— Start ENTRIES SUPPLIED —

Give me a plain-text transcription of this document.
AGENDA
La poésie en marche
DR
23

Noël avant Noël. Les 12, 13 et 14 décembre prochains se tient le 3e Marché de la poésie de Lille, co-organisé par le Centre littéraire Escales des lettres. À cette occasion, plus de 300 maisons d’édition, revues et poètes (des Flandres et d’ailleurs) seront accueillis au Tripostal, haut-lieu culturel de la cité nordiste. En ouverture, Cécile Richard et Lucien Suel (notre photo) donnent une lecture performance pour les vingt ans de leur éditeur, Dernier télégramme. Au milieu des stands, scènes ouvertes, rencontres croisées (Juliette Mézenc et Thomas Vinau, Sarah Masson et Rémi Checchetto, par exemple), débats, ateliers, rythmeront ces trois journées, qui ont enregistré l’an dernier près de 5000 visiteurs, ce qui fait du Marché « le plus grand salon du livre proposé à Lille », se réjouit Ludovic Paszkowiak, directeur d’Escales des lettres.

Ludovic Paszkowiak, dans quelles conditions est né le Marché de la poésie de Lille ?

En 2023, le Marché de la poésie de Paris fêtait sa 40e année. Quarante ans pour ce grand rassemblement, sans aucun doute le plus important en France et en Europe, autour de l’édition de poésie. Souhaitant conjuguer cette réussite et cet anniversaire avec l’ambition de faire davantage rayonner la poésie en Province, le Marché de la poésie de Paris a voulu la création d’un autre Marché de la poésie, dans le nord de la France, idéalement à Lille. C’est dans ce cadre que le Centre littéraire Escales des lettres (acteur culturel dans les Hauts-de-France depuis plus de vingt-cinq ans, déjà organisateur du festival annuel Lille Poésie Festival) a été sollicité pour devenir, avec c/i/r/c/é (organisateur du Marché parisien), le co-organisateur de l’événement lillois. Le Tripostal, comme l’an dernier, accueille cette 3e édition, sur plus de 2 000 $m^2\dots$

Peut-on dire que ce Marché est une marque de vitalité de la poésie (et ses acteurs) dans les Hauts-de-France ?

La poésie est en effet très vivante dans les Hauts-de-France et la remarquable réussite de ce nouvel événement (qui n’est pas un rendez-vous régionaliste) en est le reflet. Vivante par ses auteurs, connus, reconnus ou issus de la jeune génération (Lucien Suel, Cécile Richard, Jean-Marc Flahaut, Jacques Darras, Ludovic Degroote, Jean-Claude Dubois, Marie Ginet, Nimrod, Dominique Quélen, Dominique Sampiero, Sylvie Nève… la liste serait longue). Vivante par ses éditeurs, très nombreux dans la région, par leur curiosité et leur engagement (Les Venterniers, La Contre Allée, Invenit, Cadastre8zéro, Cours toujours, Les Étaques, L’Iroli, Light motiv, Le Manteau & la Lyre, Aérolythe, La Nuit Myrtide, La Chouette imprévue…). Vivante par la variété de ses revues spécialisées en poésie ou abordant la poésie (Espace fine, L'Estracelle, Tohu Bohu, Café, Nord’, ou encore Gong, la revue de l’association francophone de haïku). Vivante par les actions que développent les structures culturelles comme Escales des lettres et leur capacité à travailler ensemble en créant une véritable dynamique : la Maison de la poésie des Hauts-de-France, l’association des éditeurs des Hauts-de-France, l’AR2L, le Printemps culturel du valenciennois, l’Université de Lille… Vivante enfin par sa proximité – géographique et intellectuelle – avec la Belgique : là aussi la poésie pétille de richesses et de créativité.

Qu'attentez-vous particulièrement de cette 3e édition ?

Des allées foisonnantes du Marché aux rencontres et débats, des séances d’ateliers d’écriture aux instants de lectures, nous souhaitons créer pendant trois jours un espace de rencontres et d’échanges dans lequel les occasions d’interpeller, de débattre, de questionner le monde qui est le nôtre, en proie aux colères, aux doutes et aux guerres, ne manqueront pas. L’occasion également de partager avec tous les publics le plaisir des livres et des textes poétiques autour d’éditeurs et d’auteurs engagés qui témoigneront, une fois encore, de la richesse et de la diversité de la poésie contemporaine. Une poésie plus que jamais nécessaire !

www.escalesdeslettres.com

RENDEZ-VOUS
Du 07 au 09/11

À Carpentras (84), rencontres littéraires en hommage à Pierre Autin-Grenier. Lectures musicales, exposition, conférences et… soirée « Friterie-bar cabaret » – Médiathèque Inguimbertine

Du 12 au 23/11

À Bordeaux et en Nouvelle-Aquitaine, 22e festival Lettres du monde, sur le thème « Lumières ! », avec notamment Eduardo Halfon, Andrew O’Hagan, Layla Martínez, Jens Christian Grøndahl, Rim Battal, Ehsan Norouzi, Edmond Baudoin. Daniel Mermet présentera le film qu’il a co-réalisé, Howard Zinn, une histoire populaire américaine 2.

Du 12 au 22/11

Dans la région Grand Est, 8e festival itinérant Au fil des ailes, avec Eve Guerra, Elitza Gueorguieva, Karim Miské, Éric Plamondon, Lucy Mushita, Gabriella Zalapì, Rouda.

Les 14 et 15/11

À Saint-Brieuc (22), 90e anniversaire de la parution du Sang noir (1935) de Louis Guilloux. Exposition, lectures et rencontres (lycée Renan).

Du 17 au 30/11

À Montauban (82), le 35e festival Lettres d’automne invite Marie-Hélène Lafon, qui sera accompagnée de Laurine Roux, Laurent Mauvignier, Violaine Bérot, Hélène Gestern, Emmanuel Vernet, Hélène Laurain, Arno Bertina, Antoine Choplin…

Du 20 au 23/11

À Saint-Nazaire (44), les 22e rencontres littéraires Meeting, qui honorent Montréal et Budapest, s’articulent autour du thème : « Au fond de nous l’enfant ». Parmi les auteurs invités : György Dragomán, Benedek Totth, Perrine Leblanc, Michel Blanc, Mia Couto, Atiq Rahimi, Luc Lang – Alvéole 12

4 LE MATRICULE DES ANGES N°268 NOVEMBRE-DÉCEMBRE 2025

— End ENTRIES SUPPLIED —
— Start ENTRIES SUPPLIED —

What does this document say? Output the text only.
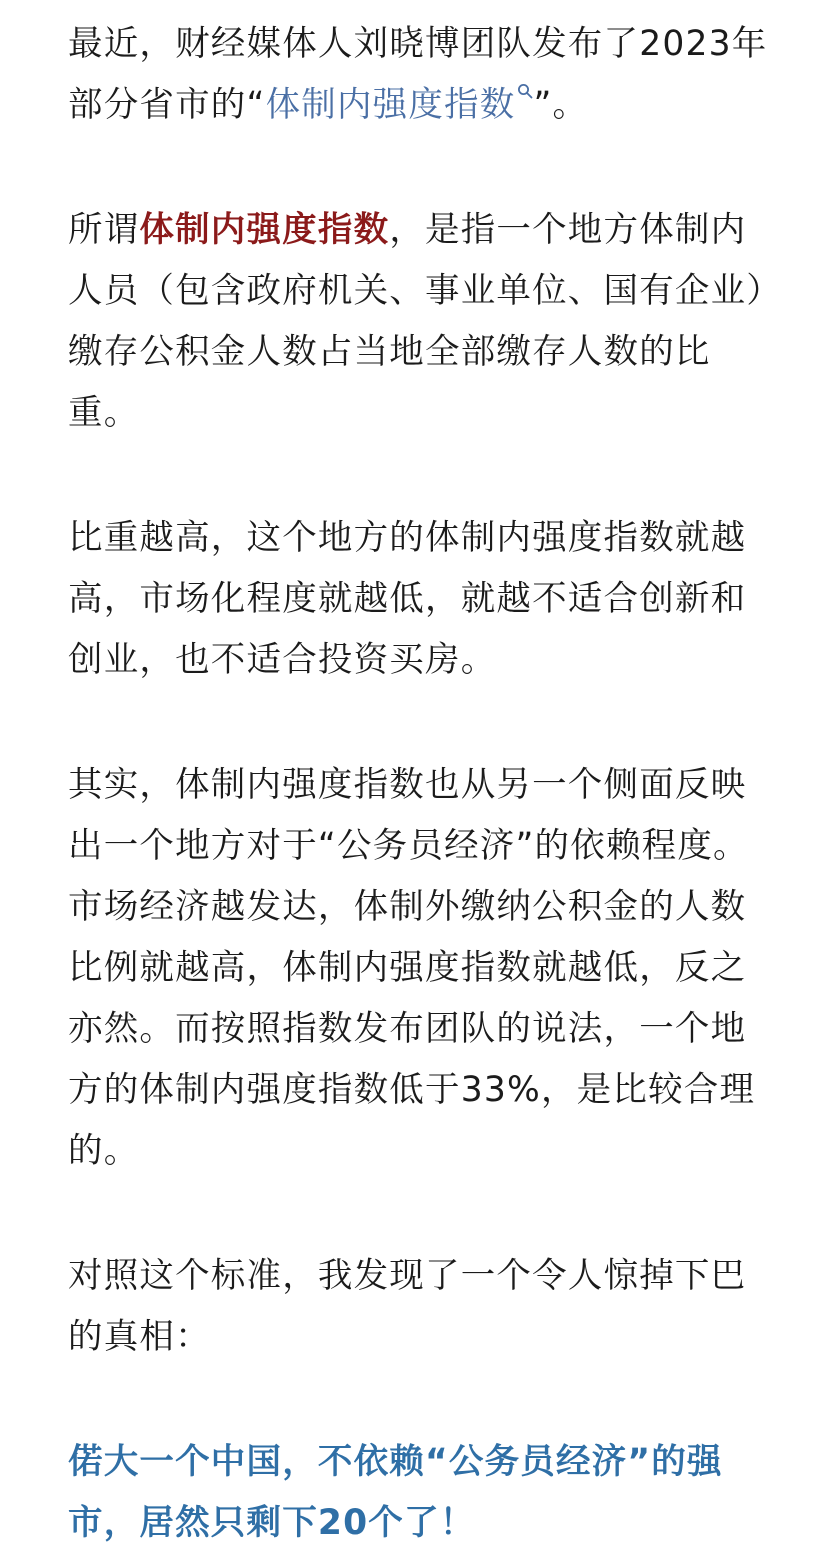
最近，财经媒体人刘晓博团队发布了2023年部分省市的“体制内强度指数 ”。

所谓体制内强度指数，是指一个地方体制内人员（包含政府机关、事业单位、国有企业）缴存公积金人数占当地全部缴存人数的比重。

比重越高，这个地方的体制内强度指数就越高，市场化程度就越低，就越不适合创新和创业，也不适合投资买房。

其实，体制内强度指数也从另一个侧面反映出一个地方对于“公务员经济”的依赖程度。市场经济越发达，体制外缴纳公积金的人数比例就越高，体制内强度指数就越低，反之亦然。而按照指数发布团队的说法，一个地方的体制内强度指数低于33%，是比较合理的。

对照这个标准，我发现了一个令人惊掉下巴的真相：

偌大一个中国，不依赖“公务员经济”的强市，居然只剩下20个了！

— End ENTRIES SUPPLIED —

Extract every line that has the string "Paszkowiak" in it.

__COMPLETE OUTPUT__
Noël avant Noël. Les 12, 13 et 14 décembre prochains se tient le 3e Marché de la poésie de Lille, co-organisé par le Centre littéraire Escales des lettres. À cette occasion, plus de 300 maisons d’édition, revues et poètes (des Flandres et d’ailleurs) seront accueillis au Tripostal, haut-lieu culturel de la cité nordiste. En ouverture, Cécile Richard et Lucien Suel (notre photo) donnent une lecture performance pour les vingt ans de leur éditeur, Dernier télégramme. Au milieu des stands, scènes ouvertes, rencontres croisées (Juliette Mézenc et Thomas Vinau, Sarah Masson et Rémi Checchetto, par exemple), débats, ateliers, rythmeront ces trois journées, qui ont enregistré l’an dernier près de 5000 visiteurs, ce qui fait du Marché « le plus grand salon du livre proposé à Lille », se réjouit Ludovic Paszkowiak, directeur d’Escales des lettres.
Ludovic Paszkowiak, dans quelles conditions est né le Marché de la poésie de Lille ?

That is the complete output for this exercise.